─── Supplied data
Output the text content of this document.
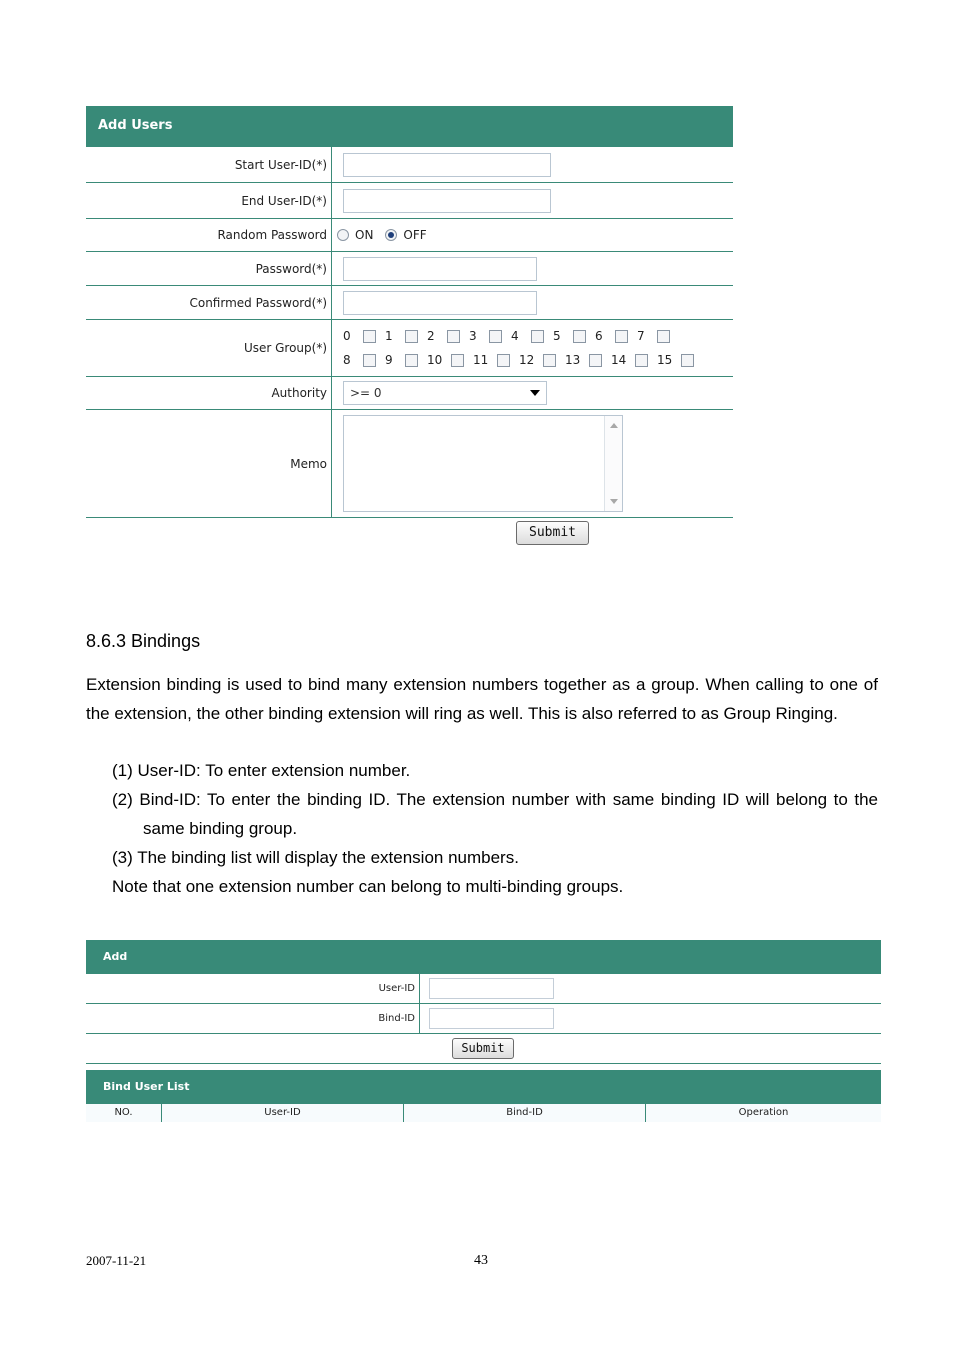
Add Users
Start User-ID(*)
End User-ID(*)
Random Password	ON	OFF
Password(*)
Confirmed Password(*)
User Group(*)
0	1	2	3	4	5	6	7
8	9	10	11	12	13	14	15
Authority	>= 0
Memo
Submit
8.6.3 Bindings
Extension binding is used to bind many extension numbers together as a group. When calling to one of the extension, the other binding extension will ring as well. This is also referred to as Group Ringing.
(1) User-ID: To enter extension number.
(2) Bind-ID: To enter the binding ID. The extension number with same binding ID will belong to the same binding group.
(3) The binding list will display the extension numbers.
Note that one extension number can belong to multi-binding groups.
Add
User-ID
Bind-ID
Submit
Bind User List
NO.	User-ID	Bind-ID	Operation
2007-11-21	43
──────
## Objective:
Make an exact copy of every entry above, minus the images.

## Problem solution:
Output the text content of this document.
Add Users
Start User-ID(*)
End User-ID(*)
Random Password	ON	OFF
Password(*)
Confirmed Password(*)
User Group(*)
0	1	2	3	4	5	6	7
8	9	10	11	12	13	14	15
Authority	>= 0
Memo
Submit
8.6.3 Bindings
Extension binding is used to bind many extension numbers together as a group. When calling to one of the extension, the other binding extension will ring as well. This is also referred to as Group Ringing.
(1) User-ID: To enter extension number.
(2) Bind-ID: To enter the binding ID. The extension number with same binding ID will belong to the same binding group.
(3) The binding list will display the extension numbers.
Note that one extension number can belong to multi-binding groups.
Add
User-ID
Bind-ID
Submit
Bind User List
NO.	User-ID	Bind-ID	Operation
2007-11-21	43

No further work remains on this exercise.